Copy out each line containing "will" from the entries below.

= = = = = = =

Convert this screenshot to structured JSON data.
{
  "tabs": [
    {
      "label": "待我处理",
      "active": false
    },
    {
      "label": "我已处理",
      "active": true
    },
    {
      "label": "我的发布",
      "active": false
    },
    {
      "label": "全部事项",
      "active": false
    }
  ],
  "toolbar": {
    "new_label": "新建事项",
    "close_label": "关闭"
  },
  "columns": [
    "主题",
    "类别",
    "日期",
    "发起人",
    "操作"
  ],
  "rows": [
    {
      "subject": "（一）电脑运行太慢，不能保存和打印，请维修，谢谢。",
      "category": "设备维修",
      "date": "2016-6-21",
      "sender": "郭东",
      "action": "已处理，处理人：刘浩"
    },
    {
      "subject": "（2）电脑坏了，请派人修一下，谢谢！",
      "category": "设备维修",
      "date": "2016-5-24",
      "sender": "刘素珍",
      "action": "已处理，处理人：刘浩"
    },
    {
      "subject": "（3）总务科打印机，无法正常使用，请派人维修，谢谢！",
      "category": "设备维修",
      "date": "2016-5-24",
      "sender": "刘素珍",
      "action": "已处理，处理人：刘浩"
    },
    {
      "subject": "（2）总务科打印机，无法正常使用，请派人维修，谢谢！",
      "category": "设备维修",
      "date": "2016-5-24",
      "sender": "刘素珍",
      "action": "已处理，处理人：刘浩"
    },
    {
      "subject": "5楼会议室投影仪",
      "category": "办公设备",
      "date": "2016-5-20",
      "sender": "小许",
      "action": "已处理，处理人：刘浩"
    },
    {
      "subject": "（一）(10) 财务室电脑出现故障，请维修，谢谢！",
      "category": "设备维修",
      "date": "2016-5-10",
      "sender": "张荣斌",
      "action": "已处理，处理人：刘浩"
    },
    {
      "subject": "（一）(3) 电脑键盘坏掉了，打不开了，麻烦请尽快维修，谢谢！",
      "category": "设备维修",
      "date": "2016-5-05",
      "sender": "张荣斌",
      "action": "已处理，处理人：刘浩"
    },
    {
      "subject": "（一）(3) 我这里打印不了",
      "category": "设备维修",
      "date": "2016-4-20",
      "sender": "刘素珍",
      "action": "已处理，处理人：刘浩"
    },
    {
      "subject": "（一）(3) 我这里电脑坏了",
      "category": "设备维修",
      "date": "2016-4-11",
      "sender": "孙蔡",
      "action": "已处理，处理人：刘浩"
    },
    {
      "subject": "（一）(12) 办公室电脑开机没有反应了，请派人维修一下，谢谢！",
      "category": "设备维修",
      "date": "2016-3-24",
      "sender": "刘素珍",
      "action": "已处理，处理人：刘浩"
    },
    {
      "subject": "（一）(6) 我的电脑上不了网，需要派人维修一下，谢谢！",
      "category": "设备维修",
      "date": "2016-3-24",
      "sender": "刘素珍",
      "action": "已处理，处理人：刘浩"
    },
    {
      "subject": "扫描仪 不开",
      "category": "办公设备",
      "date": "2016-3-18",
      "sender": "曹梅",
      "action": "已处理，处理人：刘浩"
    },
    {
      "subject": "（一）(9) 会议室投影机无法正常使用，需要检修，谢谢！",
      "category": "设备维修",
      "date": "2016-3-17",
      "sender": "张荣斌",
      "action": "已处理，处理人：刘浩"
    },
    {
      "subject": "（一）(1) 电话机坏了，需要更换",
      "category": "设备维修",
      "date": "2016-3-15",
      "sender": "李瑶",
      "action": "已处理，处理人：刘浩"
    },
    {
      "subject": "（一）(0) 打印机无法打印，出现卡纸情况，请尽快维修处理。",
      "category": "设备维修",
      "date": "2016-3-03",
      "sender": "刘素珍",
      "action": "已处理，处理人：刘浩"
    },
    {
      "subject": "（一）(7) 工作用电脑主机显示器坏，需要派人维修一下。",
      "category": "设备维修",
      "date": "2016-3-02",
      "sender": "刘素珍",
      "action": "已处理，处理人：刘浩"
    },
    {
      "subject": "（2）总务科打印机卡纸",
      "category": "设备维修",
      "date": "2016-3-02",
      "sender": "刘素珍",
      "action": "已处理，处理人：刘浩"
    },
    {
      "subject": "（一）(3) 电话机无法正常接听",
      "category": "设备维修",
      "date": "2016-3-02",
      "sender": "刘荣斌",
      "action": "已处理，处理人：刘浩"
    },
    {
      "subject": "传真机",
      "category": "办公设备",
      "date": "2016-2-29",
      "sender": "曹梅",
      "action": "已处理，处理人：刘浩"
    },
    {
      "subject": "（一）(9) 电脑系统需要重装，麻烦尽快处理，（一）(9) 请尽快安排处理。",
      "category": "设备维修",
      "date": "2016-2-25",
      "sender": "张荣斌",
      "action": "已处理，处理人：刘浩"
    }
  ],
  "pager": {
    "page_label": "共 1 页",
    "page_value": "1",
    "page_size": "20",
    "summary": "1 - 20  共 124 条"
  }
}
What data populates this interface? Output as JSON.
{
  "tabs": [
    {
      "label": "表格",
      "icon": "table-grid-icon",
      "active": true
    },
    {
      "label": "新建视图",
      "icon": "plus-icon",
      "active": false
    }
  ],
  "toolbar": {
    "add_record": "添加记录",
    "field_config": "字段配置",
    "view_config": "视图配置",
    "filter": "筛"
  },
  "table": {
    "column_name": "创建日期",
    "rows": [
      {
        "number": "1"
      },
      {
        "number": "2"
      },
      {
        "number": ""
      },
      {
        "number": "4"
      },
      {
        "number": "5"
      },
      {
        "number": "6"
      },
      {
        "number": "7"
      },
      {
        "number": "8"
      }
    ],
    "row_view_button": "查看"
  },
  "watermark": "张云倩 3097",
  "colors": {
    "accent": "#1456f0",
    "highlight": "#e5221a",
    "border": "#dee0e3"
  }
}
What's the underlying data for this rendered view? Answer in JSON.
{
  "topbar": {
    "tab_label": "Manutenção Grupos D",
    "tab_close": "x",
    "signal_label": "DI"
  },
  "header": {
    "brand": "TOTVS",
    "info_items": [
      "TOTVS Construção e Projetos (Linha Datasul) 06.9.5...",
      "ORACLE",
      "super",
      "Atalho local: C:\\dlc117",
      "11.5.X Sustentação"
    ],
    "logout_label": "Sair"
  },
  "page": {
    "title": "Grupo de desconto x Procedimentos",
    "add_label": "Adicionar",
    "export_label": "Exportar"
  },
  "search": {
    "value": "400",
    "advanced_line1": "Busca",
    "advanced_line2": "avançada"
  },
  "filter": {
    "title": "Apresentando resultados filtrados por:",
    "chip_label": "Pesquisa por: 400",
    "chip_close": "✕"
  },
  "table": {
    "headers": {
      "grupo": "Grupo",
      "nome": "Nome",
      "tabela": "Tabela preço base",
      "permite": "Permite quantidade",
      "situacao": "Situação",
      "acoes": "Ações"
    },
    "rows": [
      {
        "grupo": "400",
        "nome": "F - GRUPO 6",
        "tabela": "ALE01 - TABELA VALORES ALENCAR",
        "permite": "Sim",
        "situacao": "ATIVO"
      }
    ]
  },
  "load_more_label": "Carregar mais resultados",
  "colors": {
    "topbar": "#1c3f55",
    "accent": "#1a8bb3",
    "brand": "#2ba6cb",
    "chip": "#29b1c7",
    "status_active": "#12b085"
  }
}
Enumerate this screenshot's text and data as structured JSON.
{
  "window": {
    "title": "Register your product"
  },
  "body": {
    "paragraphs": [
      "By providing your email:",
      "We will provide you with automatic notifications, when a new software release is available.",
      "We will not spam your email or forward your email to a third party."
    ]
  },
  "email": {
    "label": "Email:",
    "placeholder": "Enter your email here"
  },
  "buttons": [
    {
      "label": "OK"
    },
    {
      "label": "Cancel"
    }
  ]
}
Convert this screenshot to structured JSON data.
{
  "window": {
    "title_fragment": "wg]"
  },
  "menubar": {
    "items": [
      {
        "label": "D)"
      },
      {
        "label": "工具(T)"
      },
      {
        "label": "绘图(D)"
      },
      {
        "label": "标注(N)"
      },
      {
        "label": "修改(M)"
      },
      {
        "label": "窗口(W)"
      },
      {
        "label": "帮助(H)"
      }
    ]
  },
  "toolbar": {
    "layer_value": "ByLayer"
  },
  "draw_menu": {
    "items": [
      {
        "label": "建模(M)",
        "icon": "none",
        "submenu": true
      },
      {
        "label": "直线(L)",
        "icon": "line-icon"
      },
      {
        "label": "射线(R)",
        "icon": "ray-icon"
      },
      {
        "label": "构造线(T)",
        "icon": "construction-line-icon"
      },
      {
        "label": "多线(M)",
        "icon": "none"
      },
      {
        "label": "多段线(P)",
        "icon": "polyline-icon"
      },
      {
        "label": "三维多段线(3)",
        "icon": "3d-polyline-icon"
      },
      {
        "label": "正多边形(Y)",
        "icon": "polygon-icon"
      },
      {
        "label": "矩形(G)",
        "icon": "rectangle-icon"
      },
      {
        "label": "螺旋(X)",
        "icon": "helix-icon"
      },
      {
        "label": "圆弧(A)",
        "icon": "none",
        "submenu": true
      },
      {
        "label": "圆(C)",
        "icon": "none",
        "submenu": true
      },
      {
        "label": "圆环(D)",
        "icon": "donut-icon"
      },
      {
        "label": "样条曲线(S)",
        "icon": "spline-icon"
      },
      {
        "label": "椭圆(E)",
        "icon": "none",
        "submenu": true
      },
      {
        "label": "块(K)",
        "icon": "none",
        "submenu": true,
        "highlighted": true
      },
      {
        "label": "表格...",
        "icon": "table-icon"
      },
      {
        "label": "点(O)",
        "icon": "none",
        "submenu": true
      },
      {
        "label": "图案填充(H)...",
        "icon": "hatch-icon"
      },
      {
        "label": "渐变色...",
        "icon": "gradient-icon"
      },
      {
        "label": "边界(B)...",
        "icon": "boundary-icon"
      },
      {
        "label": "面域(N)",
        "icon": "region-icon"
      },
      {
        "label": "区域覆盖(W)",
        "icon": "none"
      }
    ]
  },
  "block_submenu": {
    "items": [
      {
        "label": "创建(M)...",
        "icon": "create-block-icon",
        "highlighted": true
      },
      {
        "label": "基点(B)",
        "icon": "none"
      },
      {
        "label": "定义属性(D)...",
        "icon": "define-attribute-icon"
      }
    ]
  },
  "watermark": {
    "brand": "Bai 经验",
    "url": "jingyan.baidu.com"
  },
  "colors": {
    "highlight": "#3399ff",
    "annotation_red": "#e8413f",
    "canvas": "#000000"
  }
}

= = = = = = =

§ **Expected answer**:
      "We will provide you with automatic notifications, when a new software release is available.",
      "We will not spam your email or forward your email to a third party."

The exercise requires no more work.